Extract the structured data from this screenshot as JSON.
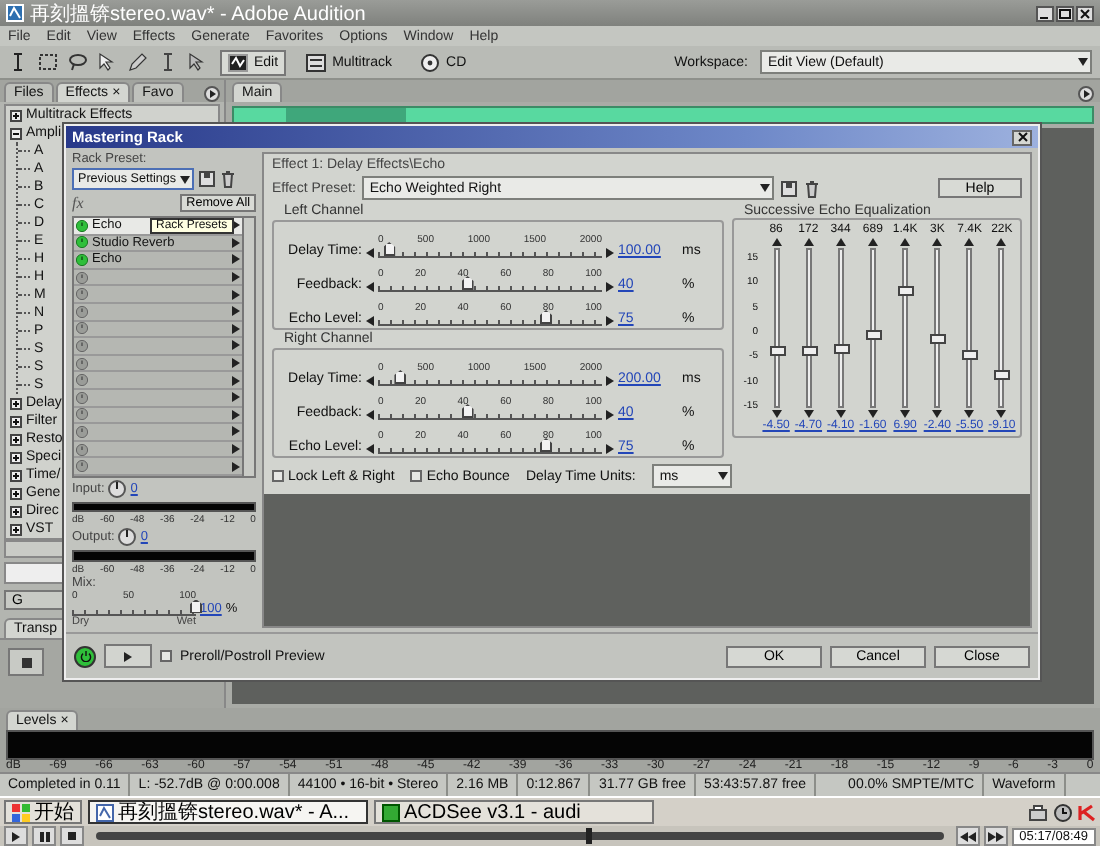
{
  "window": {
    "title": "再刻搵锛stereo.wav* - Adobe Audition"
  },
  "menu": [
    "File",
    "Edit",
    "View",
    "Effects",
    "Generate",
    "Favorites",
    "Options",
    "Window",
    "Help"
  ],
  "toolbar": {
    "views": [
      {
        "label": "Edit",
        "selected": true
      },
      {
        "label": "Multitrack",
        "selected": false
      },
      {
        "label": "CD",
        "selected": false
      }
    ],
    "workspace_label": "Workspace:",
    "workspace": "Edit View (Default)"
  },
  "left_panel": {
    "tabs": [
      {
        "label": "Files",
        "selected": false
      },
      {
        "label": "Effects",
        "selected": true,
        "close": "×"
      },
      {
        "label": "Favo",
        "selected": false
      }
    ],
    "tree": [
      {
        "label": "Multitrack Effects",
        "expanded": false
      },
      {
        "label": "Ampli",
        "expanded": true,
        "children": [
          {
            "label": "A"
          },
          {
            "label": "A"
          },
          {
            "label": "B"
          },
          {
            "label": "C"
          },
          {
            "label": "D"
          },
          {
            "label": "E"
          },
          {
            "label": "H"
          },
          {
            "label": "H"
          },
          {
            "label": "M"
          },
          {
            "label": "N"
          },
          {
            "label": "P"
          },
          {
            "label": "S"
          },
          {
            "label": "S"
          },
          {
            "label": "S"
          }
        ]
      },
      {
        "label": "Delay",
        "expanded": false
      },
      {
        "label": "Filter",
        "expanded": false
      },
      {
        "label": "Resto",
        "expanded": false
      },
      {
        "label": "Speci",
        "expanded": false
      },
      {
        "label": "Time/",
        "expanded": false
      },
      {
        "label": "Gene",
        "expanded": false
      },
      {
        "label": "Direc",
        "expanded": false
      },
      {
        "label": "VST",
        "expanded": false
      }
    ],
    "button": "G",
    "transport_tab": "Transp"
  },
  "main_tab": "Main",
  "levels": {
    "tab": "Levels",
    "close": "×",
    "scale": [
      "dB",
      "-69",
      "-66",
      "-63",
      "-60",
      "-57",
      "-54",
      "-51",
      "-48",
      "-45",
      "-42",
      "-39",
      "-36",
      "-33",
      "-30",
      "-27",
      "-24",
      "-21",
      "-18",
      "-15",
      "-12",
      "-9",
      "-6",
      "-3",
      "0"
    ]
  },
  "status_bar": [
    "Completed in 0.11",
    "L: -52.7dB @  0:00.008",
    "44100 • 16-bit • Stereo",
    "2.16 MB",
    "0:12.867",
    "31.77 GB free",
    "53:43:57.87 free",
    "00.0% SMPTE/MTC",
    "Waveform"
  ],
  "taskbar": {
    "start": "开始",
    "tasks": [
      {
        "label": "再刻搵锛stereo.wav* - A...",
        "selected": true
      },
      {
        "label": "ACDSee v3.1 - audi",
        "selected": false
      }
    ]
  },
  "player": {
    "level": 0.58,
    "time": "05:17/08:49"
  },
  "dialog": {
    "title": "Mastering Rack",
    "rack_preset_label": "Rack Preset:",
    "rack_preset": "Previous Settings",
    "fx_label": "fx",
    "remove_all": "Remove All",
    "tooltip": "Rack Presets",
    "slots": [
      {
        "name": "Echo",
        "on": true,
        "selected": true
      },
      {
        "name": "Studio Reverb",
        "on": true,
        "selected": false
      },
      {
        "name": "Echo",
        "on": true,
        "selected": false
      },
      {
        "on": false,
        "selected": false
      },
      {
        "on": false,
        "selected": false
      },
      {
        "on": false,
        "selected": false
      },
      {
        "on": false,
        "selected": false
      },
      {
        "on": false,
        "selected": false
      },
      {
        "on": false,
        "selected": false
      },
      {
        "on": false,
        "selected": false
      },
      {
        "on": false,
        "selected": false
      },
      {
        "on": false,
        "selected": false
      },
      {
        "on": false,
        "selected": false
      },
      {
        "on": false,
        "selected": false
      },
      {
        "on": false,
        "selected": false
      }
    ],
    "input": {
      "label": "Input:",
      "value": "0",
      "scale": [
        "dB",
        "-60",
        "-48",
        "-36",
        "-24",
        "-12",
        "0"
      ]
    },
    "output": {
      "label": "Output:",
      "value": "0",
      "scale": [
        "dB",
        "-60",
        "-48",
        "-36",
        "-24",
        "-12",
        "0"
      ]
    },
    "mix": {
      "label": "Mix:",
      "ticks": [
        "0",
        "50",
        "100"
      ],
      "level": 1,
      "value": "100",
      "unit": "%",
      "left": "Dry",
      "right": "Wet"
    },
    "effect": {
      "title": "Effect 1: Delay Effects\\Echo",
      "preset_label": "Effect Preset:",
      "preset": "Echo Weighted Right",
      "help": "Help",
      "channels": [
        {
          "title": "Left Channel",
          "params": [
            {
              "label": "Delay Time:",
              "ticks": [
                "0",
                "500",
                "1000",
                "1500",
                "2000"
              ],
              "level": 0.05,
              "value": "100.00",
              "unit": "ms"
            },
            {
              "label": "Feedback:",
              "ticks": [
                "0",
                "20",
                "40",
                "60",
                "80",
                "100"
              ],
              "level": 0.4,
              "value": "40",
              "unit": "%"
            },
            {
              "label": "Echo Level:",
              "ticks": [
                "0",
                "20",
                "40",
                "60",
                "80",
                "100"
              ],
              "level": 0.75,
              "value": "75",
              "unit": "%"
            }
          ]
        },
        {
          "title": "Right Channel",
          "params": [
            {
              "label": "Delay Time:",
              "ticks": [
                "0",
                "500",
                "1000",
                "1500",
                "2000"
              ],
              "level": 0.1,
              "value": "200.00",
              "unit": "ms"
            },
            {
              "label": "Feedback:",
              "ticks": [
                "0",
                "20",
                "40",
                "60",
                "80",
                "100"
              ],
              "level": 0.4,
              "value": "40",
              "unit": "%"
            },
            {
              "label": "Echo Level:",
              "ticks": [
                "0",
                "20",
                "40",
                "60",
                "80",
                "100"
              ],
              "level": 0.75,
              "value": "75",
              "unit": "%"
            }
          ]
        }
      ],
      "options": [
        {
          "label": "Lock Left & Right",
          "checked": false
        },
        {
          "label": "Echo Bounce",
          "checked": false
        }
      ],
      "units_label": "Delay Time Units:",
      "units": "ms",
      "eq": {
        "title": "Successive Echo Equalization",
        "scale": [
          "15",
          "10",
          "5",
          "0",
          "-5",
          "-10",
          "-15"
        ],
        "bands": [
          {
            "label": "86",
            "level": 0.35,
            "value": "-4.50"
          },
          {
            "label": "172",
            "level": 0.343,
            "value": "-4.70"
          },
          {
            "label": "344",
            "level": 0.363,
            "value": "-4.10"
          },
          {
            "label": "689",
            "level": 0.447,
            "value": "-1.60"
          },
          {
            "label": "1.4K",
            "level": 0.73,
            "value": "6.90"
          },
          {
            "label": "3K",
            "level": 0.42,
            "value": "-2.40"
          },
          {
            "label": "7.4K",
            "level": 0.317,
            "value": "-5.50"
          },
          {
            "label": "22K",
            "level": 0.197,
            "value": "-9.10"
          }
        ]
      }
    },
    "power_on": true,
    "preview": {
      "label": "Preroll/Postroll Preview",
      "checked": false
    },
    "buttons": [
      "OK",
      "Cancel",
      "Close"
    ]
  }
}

Directive: All preceding records should be duplicated verbatim, images excepted.

Written response:
Extract the structured data from this screenshot as JSON.
{
  "window": {
    "title": "再刻搵锛stereo.wav* - Adobe Audition"
  },
  "menu": [
    "File",
    "Edit",
    "View",
    "Effects",
    "Generate",
    "Favorites",
    "Options",
    "Window",
    "Help"
  ],
  "toolbar": {
    "views": [
      {
        "label": "Edit",
        "selected": true
      },
      {
        "label": "Multitrack",
        "selected": false
      },
      {
        "label": "CD",
        "selected": false
      }
    ],
    "workspace_label": "Workspace:",
    "workspace": "Edit View (Default)"
  },
  "left_panel": {
    "tabs": [
      {
        "label": "Files",
        "selected": false
      },
      {
        "label": "Effects",
        "selected": true,
        "close": "×"
      },
      {
        "label": "Favo",
        "selected": false
      }
    ],
    "tree": [
      {
        "label": "Multitrack Effects",
        "expanded": false
      },
      {
        "label": "Ampli",
        "expanded": true,
        "children": [
          {
            "label": "A"
          },
          {
            "label": "A"
          },
          {
            "label": "B"
          },
          {
            "label": "C"
          },
          {
            "label": "D"
          },
          {
            "label": "E"
          },
          {
            "label": "H"
          },
          {
            "label": "H"
          },
          {
            "label": "M"
          },
          {
            "label": "N"
          },
          {
            "label": "P"
          },
          {
            "label": "S"
          },
          {
            "label": "S"
          },
          {
            "label": "S"
          }
        ]
      },
      {
        "label": "Delay",
        "expanded": false
      },
      {
        "label": "Filter",
        "expanded": false
      },
      {
        "label": "Resto",
        "expanded": false
      },
      {
        "label": "Speci",
        "expanded": false
      },
      {
        "label": "Time/",
        "expanded": false
      },
      {
        "label": "Gene",
        "expanded": false
      },
      {
        "label": "Direc",
        "expanded": false
      },
      {
        "label": "VST",
        "expanded": false
      }
    ],
    "button": "G",
    "transport_tab": "Transp"
  },
  "main_tab": "Main",
  "levels": {
    "tab": "Levels",
    "close": "×",
    "scale": [
      "dB",
      "-69",
      "-66",
      "-63",
      "-60",
      "-57",
      "-54",
      "-51",
      "-48",
      "-45",
      "-42",
      "-39",
      "-36",
      "-33",
      "-30",
      "-27",
      "-24",
      "-21",
      "-18",
      "-15",
      "-12",
      "-9",
      "-6",
      "-3",
      "0"
    ]
  },
  "status_bar": [
    "Completed in 0.11",
    "L: -52.7dB @  0:00.008",
    "44100 • 16-bit • Stereo",
    "2.16 MB",
    "0:12.867",
    "31.77 GB free",
    "53:43:57.87 free",
    "00.0% SMPTE/MTC",
    "Waveform"
  ],
  "taskbar": {
    "start": "开始",
    "tasks": [
      {
        "label": "再刻搵锛stereo.wav* - A...",
        "selected": true
      },
      {
        "label": "ACDSee v3.1 - audi",
        "selected": false
      }
    ]
  },
  "player": {
    "level": 0.58,
    "time": "05:17/08:49"
  },
  "dialog": {
    "title": "Mastering Rack",
    "rack_preset_label": "Rack Preset:",
    "rack_preset": "Previous Settings",
    "fx_label": "fx",
    "remove_all": "Remove All",
    "tooltip": "Rack Presets",
    "slots": [
      {
        "name": "Echo",
        "on": true,
        "selected": true
      },
      {
        "name": "Studio Reverb",
        "on": true,
        "selected": false
      },
      {
        "name": "Echo",
        "on": true,
        "selected": false
      },
      {
        "on": false,
        "selected": false
      },
      {
        "on": false,
        "selected": false
      },
      {
        "on": false,
        "selected": false
      },
      {
        "on": false,
        "selected": false
      },
      {
        "on": false,
        "selected": false
      },
      {
        "on": false,
        "selected": false
      },
      {
        "on": false,
        "selected": false
      },
      {
        "on": false,
        "selected": false
      },
      {
        "on": false,
        "selected": false
      },
      {
        "on": false,
        "selected": false
      },
      {
        "on": false,
        "selected": false
      },
      {
        "on": false,
        "selected": false
      }
    ],
    "input": {
      "label": "Input:",
      "value": "0",
      "scale": [
        "dB",
        "-60",
        "-48",
        "-36",
        "-24",
        "-12",
        "0"
      ]
    },
    "output": {
      "label": "Output:",
      "value": "0",
      "scale": [
        "dB",
        "-60",
        "-48",
        "-36",
        "-24",
        "-12",
        "0"
      ]
    },
    "mix": {
      "label": "Mix:",
      "ticks": [
        "0",
        "50",
        "100"
      ],
      "level": 1,
      "value": "100",
      "unit": "%",
      "left": "Dry",
      "right": "Wet"
    },
    "effect": {
      "title": "Effect 1: Delay Effects\\Echo",
      "preset_label": "Effect Preset:",
      "preset": "Echo Weighted Right",
      "help": "Help",
      "channels": [
        {
          "title": "Left Channel",
          "params": [
            {
              "label": "Delay Time:",
              "ticks": [
                "0",
                "500",
                "1000",
                "1500",
                "2000"
              ],
              "level": 0.05,
              "value": "100.00",
              "unit": "ms"
            },
            {
              "label": "Feedback:",
              "ticks": [
                "0",
                "20",
                "40",
                "60",
                "80",
                "100"
              ],
              "level": 0.4,
              "value": "40",
              "unit": "%"
            },
            {
              "label": "Echo Level:",
              "ticks": [
                "0",
                "20",
                "40",
                "60",
                "80",
                "100"
              ],
              "level": 0.75,
              "value": "75",
              "unit": "%"
            }
          ]
        },
        {
          "title": "Right Channel",
          "params": [
            {
              "label": "Delay Time:",
              "ticks": [
                "0",
                "500",
                "1000",
                "1500",
                "2000"
              ],
              "level": 0.1,
              "value": "200.00",
              "unit": "ms"
            },
            {
              "label": "Feedback:",
              "ticks": [
                "0",
                "20",
                "40",
                "60",
                "80",
                "100"
              ],
              "level": 0.4,
              "value": "40",
              "unit": "%"
            },
            {
              "label": "Echo Level:",
              "ticks": [
                "0",
                "20",
                "40",
                "60",
                "80",
                "100"
              ],
              "level": 0.75,
              "value": "75",
              "unit": "%"
            }
          ]
        }
      ],
      "options": [
        {
          "label": "Lock Left & Right",
          "checked": false
        },
        {
          "label": "Echo Bounce",
          "checked": false
        }
      ],
      "units_label": "Delay Time Units:",
      "units": "ms",
      "eq": {
        "title": "Successive Echo Equalization",
        "scale": [
          "15",
          "10",
          "5",
          "0",
          "-5",
          "-10",
          "-15"
        ],
        "bands": [
          {
            "label": "86",
            "level": 0.35,
            "value": "-4.50"
          },
          {
            "label": "172",
            "level": 0.343,
            "value": "-4.70"
          },
          {
            "label": "344",
            "level": 0.363,
            "value": "-4.10"
          },
          {
            "label": "689",
            "level": 0.447,
            "value": "-1.60"
          },
          {
            "label": "1.4K",
            "level": 0.73,
            "value": "6.90"
          },
          {
            "label": "3K",
            "level": 0.42,
            "value": "-2.40"
          },
          {
            "label": "7.4K",
            "level": 0.317,
            "value": "-5.50"
          },
          {
            "label": "22K",
            "level": 0.197,
            "value": "-9.10"
          }
        ]
      }
    },
    "power_on": true,
    "preview": {
      "label": "Preroll/Postroll Preview",
      "checked": false
    },
    "buttons": [
      "OK",
      "Cancel",
      "Close"
    ]
  }
}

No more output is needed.